Data records:

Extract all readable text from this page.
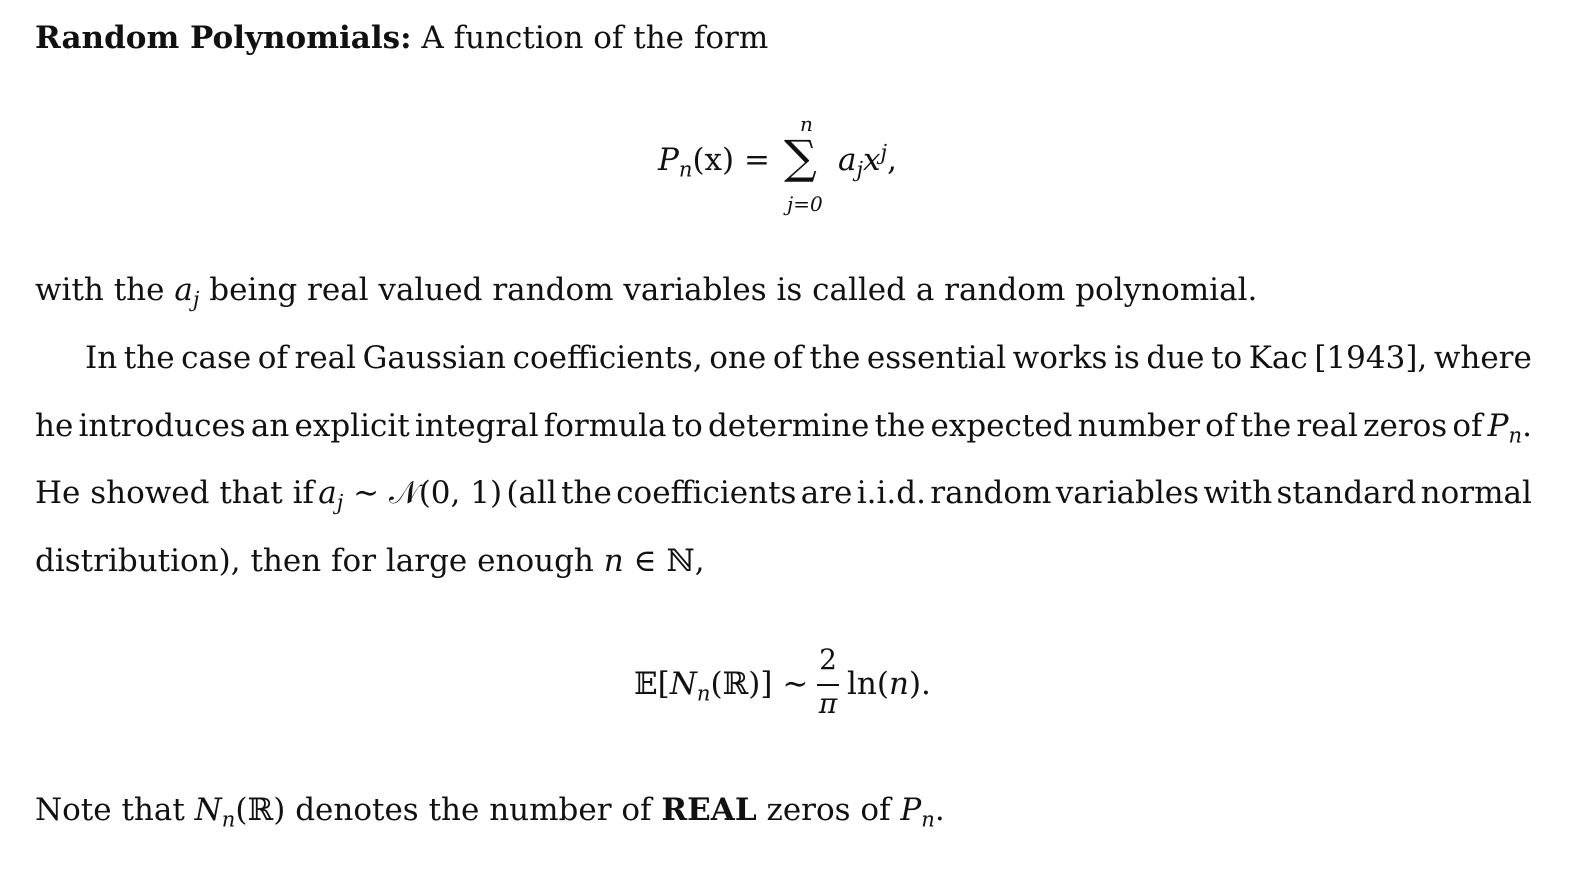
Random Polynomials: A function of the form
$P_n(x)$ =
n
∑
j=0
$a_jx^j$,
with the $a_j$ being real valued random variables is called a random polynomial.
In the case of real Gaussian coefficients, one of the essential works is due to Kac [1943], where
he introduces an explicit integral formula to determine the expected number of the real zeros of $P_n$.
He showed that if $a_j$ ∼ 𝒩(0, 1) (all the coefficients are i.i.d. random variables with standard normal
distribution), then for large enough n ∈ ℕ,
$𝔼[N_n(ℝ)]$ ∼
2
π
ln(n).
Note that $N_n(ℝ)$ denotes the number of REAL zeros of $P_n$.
==
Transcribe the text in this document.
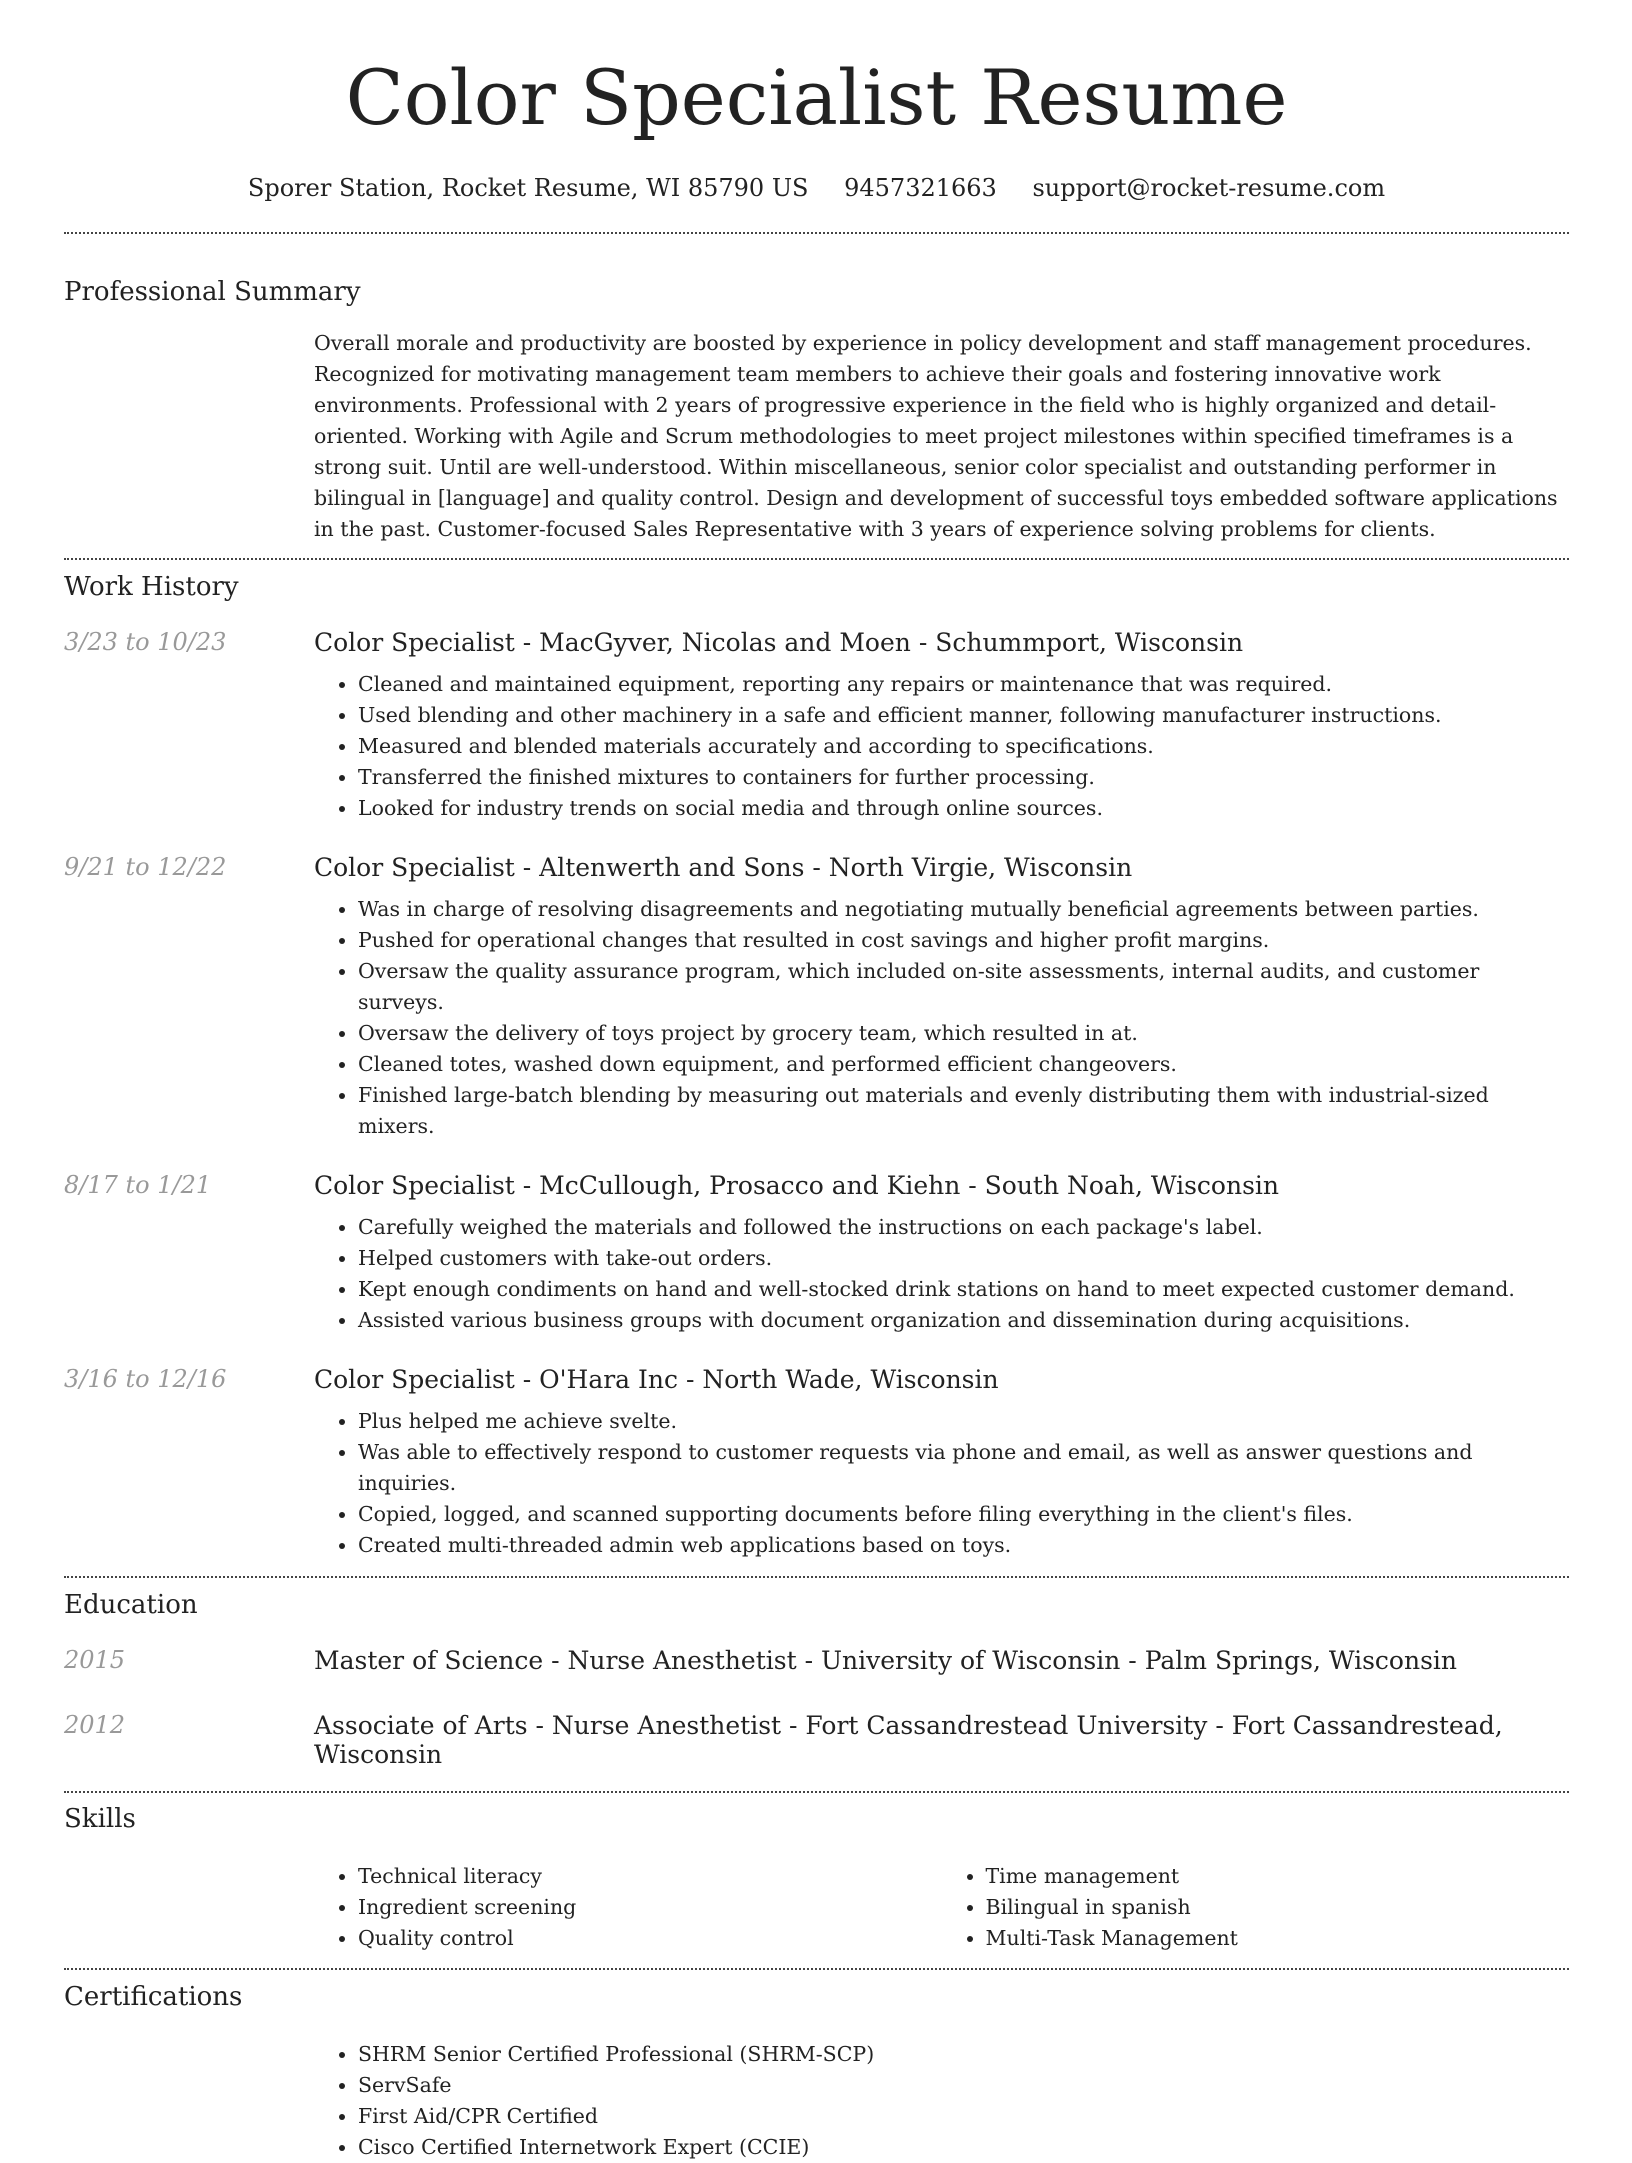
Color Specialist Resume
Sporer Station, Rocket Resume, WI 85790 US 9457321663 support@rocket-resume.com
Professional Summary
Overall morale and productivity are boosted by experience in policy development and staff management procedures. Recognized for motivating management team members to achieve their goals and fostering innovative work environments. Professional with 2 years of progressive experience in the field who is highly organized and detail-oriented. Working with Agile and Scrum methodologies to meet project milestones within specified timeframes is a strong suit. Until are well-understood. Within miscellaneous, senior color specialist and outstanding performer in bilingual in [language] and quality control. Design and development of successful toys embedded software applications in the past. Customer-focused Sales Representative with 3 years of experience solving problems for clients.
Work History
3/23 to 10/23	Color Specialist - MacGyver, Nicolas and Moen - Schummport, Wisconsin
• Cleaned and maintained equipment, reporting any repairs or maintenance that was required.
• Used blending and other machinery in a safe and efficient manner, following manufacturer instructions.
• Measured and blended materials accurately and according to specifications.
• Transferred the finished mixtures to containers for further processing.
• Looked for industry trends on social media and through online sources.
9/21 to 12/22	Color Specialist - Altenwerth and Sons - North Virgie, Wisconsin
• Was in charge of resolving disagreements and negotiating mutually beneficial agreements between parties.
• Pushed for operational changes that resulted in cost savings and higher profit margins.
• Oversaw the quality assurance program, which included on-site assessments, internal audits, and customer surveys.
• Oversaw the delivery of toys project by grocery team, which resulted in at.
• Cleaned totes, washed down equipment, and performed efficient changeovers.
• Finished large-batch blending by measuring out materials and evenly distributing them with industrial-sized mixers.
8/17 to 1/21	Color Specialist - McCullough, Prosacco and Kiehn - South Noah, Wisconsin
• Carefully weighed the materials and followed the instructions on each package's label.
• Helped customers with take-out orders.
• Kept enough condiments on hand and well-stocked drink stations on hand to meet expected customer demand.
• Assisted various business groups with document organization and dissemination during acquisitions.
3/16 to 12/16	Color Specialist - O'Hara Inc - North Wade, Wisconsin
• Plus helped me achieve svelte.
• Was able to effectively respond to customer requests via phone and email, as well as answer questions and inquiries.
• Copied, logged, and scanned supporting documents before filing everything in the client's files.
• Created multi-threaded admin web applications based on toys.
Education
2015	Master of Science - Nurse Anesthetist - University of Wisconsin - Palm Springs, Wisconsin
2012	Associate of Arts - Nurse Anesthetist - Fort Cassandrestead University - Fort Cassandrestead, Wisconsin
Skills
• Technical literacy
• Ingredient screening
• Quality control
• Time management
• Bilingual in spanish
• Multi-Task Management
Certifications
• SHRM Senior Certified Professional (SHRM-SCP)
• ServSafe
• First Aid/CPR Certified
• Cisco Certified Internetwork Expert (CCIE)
...
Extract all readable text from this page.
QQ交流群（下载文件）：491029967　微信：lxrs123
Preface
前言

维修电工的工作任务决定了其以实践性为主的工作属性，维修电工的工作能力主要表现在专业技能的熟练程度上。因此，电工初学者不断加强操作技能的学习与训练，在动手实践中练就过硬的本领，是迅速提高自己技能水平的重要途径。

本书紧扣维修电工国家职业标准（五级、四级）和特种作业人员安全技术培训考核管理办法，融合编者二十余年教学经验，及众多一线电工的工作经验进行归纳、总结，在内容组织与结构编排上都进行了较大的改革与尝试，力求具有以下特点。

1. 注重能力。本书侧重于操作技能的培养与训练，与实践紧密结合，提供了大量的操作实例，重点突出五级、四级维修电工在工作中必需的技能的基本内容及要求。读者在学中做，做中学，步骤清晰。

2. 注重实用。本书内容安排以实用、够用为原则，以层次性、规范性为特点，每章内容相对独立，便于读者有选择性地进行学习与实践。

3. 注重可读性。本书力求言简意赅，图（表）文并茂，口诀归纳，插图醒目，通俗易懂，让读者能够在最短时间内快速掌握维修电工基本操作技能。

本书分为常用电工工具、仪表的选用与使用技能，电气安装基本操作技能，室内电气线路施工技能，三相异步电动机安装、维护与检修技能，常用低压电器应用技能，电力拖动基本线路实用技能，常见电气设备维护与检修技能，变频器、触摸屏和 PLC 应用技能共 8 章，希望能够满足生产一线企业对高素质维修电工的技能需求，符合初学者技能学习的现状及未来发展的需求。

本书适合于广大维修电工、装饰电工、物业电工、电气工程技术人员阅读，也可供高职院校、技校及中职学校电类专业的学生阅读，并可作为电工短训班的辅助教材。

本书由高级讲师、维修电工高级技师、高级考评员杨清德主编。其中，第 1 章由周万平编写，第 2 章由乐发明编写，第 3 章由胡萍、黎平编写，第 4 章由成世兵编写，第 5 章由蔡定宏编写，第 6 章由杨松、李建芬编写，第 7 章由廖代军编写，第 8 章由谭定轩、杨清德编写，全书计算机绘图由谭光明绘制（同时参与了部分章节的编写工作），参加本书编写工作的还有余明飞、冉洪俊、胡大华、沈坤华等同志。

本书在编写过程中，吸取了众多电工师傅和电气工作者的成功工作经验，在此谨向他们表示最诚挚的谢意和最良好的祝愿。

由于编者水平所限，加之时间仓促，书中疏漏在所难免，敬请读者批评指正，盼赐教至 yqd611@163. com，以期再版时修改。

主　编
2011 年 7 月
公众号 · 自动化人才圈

Work to be completed: From the entries above, copy each line holding "that".

Output for this task:
He showed that if $a_j$ ∼ 𝒩(0, 1) (all the coefficients are i.i.d. random variables with standard normal
Note that $N_n(ℝ)$ denotes the number of REAL zeros of $P_n$.
• Cleaned and maintained equipment, reporting any repairs or maintenance that was required.
• Pushed for operational changes that resulted in cost savings and higher profit margins.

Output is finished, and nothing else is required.